- _TO BE DONE_
Copy the data exactly as it appears, and do not include any pictures.

- _Data entries_
- - - - -
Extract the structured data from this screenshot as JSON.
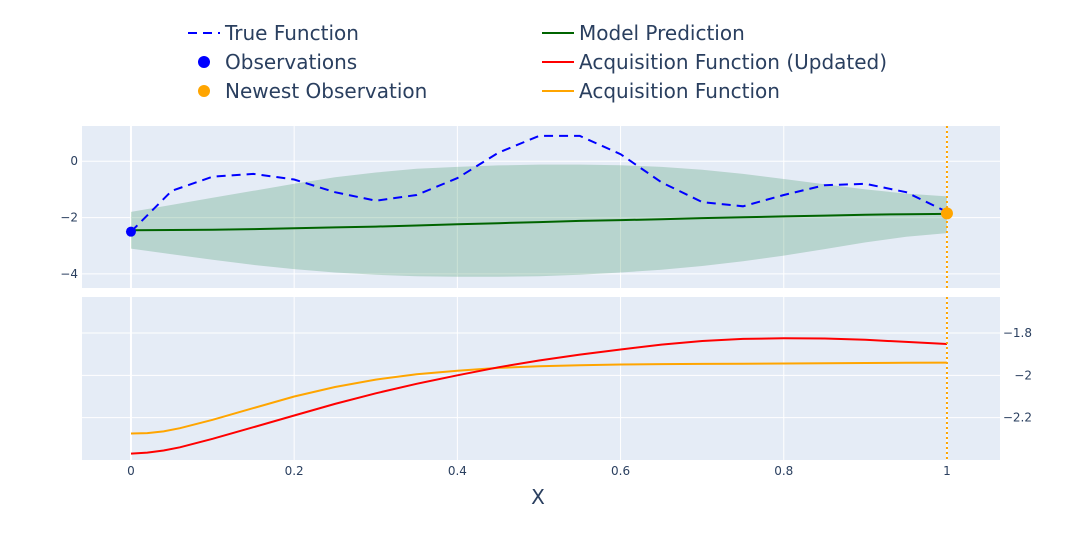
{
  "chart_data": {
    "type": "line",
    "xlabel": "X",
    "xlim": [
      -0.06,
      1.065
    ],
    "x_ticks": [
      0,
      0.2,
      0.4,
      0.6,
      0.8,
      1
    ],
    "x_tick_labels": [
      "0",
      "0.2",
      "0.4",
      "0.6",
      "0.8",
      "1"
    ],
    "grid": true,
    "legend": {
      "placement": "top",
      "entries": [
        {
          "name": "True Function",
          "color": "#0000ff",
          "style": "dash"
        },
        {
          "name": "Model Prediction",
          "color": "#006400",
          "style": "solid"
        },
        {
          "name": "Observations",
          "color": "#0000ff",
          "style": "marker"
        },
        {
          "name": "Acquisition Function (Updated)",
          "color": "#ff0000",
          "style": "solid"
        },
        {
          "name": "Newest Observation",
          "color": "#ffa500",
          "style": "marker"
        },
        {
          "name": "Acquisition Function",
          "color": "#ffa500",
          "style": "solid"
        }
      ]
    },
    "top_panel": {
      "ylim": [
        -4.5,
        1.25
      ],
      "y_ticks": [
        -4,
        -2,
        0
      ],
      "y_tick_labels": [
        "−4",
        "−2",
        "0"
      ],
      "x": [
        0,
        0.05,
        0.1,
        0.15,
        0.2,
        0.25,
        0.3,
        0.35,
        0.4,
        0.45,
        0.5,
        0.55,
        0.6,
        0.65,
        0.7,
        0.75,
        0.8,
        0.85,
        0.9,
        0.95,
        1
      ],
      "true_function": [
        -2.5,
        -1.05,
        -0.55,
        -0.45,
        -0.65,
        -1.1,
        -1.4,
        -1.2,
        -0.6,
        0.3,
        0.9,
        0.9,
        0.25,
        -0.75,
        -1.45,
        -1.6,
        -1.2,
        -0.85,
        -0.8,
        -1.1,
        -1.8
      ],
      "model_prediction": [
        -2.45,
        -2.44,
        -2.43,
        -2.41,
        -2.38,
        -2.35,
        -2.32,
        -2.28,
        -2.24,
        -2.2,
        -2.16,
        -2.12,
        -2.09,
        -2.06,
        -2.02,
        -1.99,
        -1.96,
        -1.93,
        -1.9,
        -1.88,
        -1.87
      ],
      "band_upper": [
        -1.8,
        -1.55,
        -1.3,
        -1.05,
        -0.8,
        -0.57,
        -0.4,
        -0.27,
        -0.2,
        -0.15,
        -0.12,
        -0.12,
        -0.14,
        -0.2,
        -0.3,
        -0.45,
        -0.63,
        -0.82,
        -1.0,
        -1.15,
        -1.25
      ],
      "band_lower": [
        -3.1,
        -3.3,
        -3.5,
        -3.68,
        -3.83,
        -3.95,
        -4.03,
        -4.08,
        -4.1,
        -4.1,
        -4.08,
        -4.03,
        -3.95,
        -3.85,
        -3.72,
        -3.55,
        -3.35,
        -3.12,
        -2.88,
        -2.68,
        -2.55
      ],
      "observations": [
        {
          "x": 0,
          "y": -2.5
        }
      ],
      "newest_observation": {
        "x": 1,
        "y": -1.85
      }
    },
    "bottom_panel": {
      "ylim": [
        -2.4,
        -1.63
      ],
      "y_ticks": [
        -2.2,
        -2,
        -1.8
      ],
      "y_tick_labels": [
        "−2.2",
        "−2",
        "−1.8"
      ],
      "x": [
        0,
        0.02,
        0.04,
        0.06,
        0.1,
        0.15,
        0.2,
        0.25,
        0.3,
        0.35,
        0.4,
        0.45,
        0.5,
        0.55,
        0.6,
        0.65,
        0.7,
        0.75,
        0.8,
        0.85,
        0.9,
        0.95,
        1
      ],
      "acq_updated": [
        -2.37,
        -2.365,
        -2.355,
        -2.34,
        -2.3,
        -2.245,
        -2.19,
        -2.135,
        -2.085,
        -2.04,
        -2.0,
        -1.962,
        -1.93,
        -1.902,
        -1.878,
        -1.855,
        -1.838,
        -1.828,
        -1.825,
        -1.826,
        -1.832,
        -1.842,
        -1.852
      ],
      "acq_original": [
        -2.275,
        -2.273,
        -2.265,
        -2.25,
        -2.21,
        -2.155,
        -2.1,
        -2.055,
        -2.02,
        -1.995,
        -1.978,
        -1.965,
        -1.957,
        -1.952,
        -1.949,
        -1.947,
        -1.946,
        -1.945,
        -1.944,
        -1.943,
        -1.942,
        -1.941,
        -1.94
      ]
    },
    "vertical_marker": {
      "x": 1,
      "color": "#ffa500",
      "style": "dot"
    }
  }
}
- - - - -
- _RESULT_
Extract the structured data from this screenshot as JSON.
{
  "chart_data": {
    "type": "line",
    "xlabel": "X",
    "xlim": [
      -0.06,
      1.065
    ],
    "x_ticks": [
      0,
      0.2,
      0.4,
      0.6,
      0.8,
      1
    ],
    "x_tick_labels": [
      "0",
      "0.2",
      "0.4",
      "0.6",
      "0.8",
      "1"
    ],
    "grid": true,
    "legend": {
      "placement": "top",
      "entries": [
        {
          "name": "True Function",
          "color": "#0000ff",
          "style": "dash"
        },
        {
          "name": "Model Prediction",
          "color": "#006400",
          "style": "solid"
        },
        {
          "name": "Observations",
          "color": "#0000ff",
          "style": "marker"
        },
        {
          "name": "Acquisition Function (Updated)",
          "color": "#ff0000",
          "style": "solid"
        },
        {
          "name": "Newest Observation",
          "color": "#ffa500",
          "style": "marker"
        },
        {
          "name": "Acquisition Function",
          "color": "#ffa500",
          "style": "solid"
        }
      ]
    },
    "top_panel": {
      "ylim": [
        -4.5,
        1.25
      ],
      "y_ticks": [
        -4,
        -2,
        0
      ],
      "y_tick_labels": [
        "−4",
        "−2",
        "0"
      ],
      "x": [
        0,
        0.05,
        0.1,
        0.15,
        0.2,
        0.25,
        0.3,
        0.35,
        0.4,
        0.45,
        0.5,
        0.55,
        0.6,
        0.65,
        0.7,
        0.75,
        0.8,
        0.85,
        0.9,
        0.95,
        1
      ],
      "true_function": [
        -2.5,
        -1.05,
        -0.55,
        -0.45,
        -0.65,
        -1.1,
        -1.4,
        -1.2,
        -0.6,
        0.3,
        0.9,
        0.9,
        0.25,
        -0.75,
        -1.45,
        -1.6,
        -1.2,
        -0.85,
        -0.8,
        -1.1,
        -1.8
      ],
      "model_prediction": [
        -2.45,
        -2.44,
        -2.43,
        -2.41,
        -2.38,
        -2.35,
        -2.32,
        -2.28,
        -2.24,
        -2.2,
        -2.16,
        -2.12,
        -2.09,
        -2.06,
        -2.02,
        -1.99,
        -1.96,
        -1.93,
        -1.9,
        -1.88,
        -1.87
      ],
      "band_upper": [
        -1.8,
        -1.55,
        -1.3,
        -1.05,
        -0.8,
        -0.57,
        -0.4,
        -0.27,
        -0.2,
        -0.15,
        -0.12,
        -0.12,
        -0.14,
        -0.2,
        -0.3,
        -0.45,
        -0.63,
        -0.82,
        -1.0,
        -1.15,
        -1.25
      ],
      "band_lower": [
        -3.1,
        -3.3,
        -3.5,
        -3.68,
        -3.83,
        -3.95,
        -4.03,
        -4.08,
        -4.1,
        -4.1,
        -4.08,
        -4.03,
        -3.95,
        -3.85,
        -3.72,
        -3.55,
        -3.35,
        -3.12,
        -2.88,
        -2.68,
        -2.55
      ],
      "observations": [
        {
          "x": 0,
          "y": -2.5
        }
      ],
      "newest_observation": {
        "x": 1,
        "y": -1.85
      }
    },
    "bottom_panel": {
      "ylim": [
        -2.4,
        -1.63
      ],
      "y_ticks": [
        -2.2,
        -2,
        -1.8
      ],
      "y_tick_labels": [
        "−2.2",
        "−2",
        "−1.8"
      ],
      "x": [
        0,
        0.02,
        0.04,
        0.06,
        0.1,
        0.15,
        0.2,
        0.25,
        0.3,
        0.35,
        0.4,
        0.45,
        0.5,
        0.55,
        0.6,
        0.65,
        0.7,
        0.75,
        0.8,
        0.85,
        0.9,
        0.95,
        1
      ],
      "acq_updated": [
        -2.37,
        -2.365,
        -2.355,
        -2.34,
        -2.3,
        -2.245,
        -2.19,
        -2.135,
        -2.085,
        -2.04,
        -2.0,
        -1.962,
        -1.93,
        -1.902,
        -1.878,
        -1.855,
        -1.838,
        -1.828,
        -1.825,
        -1.826,
        -1.832,
        -1.842,
        -1.852
      ],
      "acq_original": [
        -2.275,
        -2.273,
        -2.265,
        -2.25,
        -2.21,
        -2.155,
        -2.1,
        -2.055,
        -2.02,
        -1.995,
        -1.978,
        -1.965,
        -1.957,
        -1.952,
        -1.949,
        -1.947,
        -1.946,
        -1.945,
        -1.944,
        -1.943,
        -1.942,
        -1.941,
        -1.94
      ]
    },
    "vertical_marker": {
      "x": 1,
      "color": "#ffa500",
      "style": "dot"
    }
  }
}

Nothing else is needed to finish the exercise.